(Layout annotation records)
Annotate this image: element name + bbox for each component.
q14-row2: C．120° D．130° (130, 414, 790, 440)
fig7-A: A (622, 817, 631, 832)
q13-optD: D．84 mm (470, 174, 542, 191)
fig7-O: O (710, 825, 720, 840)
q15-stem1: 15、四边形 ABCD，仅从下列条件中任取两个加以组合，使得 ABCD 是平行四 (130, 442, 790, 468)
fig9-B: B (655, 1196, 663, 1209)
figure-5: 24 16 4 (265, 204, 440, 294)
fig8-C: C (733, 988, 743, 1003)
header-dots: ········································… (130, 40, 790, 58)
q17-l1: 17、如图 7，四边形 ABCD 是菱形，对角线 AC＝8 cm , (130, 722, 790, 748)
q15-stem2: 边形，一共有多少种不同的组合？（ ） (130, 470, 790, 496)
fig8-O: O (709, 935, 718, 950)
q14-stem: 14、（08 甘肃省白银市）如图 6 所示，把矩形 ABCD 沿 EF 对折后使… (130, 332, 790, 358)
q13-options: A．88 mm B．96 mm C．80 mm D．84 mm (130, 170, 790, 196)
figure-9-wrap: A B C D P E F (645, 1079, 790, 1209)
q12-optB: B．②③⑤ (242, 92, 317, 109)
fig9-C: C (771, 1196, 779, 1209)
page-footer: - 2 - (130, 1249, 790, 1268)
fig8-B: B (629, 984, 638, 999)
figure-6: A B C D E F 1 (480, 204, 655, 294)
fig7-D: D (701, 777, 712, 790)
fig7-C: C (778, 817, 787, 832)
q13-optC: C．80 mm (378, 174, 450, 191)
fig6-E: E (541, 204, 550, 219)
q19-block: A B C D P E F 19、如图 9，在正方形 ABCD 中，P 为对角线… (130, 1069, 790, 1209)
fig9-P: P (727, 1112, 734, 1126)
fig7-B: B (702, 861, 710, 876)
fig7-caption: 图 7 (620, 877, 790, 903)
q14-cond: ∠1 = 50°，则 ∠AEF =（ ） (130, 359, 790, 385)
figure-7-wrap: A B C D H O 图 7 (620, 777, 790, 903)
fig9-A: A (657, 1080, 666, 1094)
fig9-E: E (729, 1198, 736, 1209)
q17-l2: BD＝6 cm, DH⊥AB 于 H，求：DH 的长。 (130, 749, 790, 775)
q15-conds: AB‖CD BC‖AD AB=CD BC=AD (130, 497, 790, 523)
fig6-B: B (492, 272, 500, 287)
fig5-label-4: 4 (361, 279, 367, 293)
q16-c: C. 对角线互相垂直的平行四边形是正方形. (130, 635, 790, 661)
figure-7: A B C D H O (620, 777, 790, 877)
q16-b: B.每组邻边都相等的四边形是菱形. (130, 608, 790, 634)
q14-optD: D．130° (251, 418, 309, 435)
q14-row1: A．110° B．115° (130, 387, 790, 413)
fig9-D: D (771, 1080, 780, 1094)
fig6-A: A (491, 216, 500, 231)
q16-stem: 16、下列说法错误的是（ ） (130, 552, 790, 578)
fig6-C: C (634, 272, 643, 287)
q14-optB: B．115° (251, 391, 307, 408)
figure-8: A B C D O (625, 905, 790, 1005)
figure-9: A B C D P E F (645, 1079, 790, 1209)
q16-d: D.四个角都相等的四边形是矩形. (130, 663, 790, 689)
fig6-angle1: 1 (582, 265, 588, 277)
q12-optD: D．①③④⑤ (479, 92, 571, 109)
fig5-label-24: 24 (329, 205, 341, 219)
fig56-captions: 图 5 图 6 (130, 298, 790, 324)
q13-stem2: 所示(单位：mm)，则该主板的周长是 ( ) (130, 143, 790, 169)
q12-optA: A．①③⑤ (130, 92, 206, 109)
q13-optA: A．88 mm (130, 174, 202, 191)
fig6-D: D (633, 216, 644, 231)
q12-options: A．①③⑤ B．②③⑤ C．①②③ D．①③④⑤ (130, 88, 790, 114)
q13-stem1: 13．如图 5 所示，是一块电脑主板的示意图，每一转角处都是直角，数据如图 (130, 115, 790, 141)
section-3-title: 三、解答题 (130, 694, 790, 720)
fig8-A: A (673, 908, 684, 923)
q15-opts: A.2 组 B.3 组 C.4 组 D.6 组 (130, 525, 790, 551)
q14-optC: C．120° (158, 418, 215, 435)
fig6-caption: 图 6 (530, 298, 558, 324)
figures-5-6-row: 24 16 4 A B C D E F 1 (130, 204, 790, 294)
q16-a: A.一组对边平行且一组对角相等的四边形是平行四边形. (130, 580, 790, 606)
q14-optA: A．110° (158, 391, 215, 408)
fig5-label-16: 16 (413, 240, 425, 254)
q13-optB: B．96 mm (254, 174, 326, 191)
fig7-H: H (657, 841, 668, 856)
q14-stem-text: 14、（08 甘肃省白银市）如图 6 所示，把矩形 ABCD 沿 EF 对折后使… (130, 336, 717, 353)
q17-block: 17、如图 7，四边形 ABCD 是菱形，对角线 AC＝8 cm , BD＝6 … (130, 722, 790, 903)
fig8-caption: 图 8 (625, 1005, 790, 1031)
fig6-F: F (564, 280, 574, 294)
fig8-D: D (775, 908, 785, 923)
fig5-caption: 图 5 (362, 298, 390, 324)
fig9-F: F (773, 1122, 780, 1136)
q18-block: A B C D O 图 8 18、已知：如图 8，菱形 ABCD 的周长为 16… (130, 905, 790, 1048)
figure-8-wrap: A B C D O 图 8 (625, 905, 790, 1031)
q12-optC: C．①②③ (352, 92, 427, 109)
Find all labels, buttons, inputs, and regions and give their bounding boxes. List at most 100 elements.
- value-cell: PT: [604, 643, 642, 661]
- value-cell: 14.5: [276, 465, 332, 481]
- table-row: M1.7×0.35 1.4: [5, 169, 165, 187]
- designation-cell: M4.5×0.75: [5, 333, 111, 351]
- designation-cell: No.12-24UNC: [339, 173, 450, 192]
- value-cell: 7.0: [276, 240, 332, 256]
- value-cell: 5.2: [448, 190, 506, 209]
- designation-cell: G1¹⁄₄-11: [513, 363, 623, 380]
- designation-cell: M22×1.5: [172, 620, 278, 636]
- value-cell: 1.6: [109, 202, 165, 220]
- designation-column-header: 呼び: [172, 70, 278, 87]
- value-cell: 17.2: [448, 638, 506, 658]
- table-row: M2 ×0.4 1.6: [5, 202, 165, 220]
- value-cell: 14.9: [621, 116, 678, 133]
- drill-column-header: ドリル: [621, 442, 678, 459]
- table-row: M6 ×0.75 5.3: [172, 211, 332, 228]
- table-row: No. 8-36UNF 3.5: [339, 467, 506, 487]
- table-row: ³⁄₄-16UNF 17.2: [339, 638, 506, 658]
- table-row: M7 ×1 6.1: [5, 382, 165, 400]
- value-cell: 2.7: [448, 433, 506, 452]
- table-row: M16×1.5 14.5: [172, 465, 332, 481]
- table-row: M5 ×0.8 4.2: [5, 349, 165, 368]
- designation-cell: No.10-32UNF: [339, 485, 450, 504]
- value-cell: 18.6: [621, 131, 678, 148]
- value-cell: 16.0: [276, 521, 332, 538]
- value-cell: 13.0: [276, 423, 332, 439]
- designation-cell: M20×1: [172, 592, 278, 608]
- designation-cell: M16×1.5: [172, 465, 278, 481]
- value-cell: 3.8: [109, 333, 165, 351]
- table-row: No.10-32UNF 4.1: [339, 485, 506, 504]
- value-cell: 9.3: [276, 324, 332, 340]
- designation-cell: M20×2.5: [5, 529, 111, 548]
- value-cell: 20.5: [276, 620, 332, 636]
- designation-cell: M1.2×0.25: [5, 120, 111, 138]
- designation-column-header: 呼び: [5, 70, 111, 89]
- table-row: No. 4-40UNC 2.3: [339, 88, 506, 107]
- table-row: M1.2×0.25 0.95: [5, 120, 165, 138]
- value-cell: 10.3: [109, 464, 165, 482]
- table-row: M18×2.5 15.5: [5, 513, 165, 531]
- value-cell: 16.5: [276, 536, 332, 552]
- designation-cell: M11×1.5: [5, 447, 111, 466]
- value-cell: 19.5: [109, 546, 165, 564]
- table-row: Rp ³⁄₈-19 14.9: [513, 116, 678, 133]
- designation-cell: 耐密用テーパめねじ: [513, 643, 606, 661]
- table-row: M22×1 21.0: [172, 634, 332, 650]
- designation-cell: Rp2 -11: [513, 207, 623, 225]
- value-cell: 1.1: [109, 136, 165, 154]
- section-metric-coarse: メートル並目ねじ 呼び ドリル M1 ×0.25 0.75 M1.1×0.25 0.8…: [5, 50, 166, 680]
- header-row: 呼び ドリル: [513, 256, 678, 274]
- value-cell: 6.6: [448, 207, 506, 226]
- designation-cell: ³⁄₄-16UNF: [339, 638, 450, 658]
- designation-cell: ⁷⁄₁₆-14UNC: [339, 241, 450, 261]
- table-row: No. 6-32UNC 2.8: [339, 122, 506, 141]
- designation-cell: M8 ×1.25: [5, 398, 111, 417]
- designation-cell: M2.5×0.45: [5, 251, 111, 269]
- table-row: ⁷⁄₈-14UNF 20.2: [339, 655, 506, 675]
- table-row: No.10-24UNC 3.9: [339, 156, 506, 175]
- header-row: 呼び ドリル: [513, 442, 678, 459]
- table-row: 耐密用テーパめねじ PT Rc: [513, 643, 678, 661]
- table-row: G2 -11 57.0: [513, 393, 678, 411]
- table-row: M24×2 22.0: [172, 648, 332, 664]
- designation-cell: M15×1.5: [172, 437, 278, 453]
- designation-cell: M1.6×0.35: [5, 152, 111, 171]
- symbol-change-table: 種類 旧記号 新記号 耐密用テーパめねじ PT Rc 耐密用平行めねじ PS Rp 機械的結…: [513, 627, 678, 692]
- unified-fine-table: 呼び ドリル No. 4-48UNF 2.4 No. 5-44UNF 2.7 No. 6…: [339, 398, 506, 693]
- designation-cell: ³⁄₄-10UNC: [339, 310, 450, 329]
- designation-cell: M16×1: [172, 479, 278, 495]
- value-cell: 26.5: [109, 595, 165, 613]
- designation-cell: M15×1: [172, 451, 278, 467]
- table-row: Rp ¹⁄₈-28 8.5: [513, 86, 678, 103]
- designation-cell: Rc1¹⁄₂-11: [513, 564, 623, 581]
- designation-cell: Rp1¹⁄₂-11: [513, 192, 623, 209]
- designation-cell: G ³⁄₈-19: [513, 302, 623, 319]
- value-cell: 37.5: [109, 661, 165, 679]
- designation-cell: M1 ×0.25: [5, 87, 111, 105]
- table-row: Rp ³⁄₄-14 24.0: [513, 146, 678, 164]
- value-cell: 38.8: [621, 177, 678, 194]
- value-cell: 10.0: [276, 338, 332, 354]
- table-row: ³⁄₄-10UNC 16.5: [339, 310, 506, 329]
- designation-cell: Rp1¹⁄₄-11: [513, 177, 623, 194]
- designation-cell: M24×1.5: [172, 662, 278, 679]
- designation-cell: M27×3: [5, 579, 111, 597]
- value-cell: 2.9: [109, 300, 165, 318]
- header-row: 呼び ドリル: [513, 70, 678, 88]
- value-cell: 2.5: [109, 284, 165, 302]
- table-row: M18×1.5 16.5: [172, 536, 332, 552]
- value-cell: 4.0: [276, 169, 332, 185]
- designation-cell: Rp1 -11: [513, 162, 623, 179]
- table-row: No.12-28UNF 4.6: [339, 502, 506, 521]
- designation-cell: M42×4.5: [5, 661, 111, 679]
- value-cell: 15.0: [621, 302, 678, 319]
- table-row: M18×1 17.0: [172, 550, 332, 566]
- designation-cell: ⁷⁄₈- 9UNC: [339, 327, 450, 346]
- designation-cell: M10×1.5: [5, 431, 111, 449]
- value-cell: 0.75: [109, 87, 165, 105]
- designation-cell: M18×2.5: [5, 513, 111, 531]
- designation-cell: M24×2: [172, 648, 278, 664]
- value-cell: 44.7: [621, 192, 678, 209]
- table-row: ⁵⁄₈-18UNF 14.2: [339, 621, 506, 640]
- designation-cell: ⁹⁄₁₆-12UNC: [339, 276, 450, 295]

Problem requirements: Reproduce word for word the rows from the first row through the row that contains "q13-optC: C．80 mm (378, 174, 450, 191)", including both of those rows.

Problem solution:
Annotate this image: element name + bbox for each component.
q14-row2: C．120° D．130° (130, 414, 790, 440)
fig7-A: A (622, 817, 631, 832)
q13-optD: D．84 mm (470, 174, 542, 191)
fig7-O: O (710, 825, 720, 840)
q15-stem1: 15、四边形 ABCD，仅从下列条件中任取两个加以组合，使得 ABCD 是平行四 (130, 442, 790, 468)
fig9-B: B (655, 1196, 663, 1209)
figure-5: 24 16 4 (265, 204, 440, 294)
fig8-C: C (733, 988, 743, 1003)
header-dots: ········································… (130, 40, 790, 58)
q17-l1: 17、如图 7，四边形 ABCD 是菱形，对角线 AC＝8 cm , (130, 722, 790, 748)
q15-stem2: 边形，一共有多少种不同的组合？（ ） (130, 470, 790, 496)
fig8-O: O (709, 935, 718, 950)
q14-stem: 14、（08 甘肃省白银市）如图 6 所示，把矩形 ABCD 沿 EF 对折后使… (130, 332, 790, 358)
q13-options: A．88 mm B．96 mm C．80 mm D．84 mm (130, 170, 790, 196)
figure-9-wrap: A B C D P E F (645, 1079, 790, 1209)
q12-optB: B．②③⑤ (242, 92, 317, 109)
fig9-C: C (771, 1196, 779, 1209)
page-footer: - 2 - (130, 1249, 790, 1268)
fig8-B: B (629, 984, 638, 999)
figure-6: A B C D E F 1 (480, 204, 655, 294)
fig7-D: D (701, 777, 712, 790)
fig7-C: C (778, 817, 787, 832)
q13-optC: C．80 mm (378, 174, 450, 191)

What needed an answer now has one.